--- start of DATA EXCERPTS ---

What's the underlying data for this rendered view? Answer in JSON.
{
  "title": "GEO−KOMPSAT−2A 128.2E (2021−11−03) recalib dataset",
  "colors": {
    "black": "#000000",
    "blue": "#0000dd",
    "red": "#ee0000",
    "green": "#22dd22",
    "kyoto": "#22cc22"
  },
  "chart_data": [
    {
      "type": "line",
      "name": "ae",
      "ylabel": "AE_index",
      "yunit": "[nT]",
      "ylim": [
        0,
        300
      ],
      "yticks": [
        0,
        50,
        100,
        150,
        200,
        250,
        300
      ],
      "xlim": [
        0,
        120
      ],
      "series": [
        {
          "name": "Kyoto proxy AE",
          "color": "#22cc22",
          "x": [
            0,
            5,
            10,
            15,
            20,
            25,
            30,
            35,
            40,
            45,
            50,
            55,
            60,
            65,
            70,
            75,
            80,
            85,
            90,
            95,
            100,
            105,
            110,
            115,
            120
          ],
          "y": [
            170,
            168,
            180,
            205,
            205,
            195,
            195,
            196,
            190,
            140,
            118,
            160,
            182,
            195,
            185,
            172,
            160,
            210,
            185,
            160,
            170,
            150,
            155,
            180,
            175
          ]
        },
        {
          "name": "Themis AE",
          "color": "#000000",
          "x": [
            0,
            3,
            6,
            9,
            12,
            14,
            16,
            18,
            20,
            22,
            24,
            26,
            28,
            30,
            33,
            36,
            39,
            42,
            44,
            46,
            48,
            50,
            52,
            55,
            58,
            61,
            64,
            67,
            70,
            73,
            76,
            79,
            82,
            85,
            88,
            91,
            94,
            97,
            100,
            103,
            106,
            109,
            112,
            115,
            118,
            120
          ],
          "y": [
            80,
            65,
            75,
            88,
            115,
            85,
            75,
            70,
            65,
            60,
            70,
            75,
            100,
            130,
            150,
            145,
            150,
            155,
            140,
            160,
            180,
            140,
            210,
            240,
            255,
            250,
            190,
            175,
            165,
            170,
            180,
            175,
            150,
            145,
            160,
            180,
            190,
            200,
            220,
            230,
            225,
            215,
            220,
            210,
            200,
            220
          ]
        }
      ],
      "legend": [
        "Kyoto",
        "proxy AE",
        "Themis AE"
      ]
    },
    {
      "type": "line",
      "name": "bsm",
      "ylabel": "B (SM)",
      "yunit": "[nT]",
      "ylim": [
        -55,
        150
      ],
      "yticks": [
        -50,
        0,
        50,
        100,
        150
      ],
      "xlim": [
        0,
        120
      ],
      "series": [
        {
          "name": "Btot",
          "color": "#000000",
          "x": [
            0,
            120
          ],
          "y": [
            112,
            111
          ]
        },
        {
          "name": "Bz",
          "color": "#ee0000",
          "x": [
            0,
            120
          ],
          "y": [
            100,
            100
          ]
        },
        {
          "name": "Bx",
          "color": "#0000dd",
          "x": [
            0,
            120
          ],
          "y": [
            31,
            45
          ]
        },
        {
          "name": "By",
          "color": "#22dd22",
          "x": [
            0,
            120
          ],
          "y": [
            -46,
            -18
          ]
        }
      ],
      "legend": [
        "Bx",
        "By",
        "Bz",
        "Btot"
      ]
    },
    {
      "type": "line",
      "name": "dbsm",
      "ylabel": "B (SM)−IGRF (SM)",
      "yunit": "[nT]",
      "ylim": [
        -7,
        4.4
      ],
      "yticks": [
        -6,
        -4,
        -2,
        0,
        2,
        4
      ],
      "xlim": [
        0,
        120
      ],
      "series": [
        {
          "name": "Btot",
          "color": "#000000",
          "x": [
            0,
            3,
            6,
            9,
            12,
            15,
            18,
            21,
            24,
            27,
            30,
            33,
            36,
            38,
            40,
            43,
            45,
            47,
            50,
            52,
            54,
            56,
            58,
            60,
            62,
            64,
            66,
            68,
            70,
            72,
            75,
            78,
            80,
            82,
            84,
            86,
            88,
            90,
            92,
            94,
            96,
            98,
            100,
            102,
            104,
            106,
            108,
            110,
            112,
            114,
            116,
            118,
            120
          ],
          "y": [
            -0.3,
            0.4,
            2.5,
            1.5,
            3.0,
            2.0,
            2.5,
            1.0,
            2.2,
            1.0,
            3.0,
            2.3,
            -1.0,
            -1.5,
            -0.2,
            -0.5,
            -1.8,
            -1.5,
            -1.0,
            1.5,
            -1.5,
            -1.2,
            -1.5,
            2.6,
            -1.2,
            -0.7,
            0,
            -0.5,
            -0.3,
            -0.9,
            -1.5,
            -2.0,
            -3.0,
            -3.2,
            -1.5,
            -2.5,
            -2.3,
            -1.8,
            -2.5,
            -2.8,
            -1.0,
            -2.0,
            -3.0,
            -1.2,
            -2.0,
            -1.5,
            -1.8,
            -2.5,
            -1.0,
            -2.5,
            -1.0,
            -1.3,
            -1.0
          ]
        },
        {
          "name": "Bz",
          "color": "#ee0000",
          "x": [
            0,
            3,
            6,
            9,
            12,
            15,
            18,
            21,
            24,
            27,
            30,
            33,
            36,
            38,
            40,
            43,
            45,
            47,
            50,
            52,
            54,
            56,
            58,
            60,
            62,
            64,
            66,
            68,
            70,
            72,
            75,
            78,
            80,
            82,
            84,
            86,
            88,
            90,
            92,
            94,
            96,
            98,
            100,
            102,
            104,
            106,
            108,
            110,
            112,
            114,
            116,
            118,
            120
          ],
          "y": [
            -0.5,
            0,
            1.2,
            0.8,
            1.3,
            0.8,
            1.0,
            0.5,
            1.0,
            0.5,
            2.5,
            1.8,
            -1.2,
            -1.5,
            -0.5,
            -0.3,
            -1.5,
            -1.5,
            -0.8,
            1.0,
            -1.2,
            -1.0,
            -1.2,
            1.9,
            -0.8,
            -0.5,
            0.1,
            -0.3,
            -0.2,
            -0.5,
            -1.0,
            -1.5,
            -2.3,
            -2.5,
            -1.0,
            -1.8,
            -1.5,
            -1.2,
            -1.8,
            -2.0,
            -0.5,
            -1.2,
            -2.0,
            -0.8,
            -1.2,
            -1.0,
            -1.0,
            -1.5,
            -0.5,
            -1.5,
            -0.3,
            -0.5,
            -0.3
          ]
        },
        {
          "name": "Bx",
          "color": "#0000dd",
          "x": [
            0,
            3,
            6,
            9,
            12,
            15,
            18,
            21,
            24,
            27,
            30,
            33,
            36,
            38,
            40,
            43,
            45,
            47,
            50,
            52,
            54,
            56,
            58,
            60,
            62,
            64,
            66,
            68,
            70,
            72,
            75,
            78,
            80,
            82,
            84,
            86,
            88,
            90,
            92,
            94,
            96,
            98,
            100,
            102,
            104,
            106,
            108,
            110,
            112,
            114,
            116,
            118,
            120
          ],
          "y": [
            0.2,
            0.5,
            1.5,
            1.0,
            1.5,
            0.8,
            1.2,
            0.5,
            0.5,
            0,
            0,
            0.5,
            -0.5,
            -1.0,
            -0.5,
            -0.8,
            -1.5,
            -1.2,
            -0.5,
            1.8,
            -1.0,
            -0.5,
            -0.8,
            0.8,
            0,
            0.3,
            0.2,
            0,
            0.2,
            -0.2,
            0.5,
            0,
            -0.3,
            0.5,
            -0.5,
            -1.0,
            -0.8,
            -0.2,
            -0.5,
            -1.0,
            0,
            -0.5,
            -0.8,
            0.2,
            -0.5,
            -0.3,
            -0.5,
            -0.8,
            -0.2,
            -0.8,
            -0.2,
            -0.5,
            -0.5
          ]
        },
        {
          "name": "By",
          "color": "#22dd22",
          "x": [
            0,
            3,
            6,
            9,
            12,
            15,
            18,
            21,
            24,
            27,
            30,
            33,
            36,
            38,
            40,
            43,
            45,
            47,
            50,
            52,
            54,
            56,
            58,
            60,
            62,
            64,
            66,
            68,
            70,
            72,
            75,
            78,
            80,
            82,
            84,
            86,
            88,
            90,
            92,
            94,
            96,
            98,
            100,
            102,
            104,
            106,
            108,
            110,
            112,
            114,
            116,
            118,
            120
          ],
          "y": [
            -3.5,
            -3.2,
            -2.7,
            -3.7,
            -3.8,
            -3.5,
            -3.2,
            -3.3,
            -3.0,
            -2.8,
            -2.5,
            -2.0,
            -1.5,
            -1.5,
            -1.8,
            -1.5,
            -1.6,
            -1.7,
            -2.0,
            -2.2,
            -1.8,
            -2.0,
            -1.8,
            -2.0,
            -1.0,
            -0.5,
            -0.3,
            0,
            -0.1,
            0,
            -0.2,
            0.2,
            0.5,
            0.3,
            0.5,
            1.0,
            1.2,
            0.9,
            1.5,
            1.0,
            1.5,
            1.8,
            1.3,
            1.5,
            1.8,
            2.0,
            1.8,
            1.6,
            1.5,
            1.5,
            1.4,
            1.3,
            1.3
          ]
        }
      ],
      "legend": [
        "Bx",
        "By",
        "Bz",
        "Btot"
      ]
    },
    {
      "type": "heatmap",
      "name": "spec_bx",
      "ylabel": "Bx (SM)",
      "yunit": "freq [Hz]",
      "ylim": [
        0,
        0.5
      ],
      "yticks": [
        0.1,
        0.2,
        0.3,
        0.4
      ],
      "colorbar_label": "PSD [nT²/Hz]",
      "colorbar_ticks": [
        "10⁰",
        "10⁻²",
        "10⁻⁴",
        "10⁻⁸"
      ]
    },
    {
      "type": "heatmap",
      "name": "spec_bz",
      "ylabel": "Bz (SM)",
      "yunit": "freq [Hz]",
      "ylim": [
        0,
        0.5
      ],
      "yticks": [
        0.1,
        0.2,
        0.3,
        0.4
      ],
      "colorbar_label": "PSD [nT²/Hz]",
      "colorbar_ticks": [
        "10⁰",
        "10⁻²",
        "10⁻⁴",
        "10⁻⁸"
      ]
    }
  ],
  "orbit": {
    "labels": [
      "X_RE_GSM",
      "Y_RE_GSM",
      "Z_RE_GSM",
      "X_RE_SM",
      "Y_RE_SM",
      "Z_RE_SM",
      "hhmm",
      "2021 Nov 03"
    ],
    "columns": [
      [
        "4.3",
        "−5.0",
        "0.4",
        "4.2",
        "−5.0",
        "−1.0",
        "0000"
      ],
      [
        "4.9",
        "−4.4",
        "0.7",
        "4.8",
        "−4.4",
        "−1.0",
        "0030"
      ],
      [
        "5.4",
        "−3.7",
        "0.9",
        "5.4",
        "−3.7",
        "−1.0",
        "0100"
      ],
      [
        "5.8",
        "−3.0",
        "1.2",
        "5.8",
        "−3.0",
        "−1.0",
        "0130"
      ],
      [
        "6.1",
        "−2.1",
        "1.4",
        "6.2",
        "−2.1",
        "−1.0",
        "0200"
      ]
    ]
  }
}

--- end of DATA EXCERPTS ---

- **PROBLEM REQUIREMENTS**: Pick out each line containing the string "ylabel" and copy it.

- **ANSWER TO THE PROBLEM**:
      "ylabel": "AE_index",
      "ylabel": "B (SM)",
      "ylabel": "B (SM)−IGRF (SM)",
      "ylabel": "Bx (SM)",
      "ylabel": "Bz (SM)",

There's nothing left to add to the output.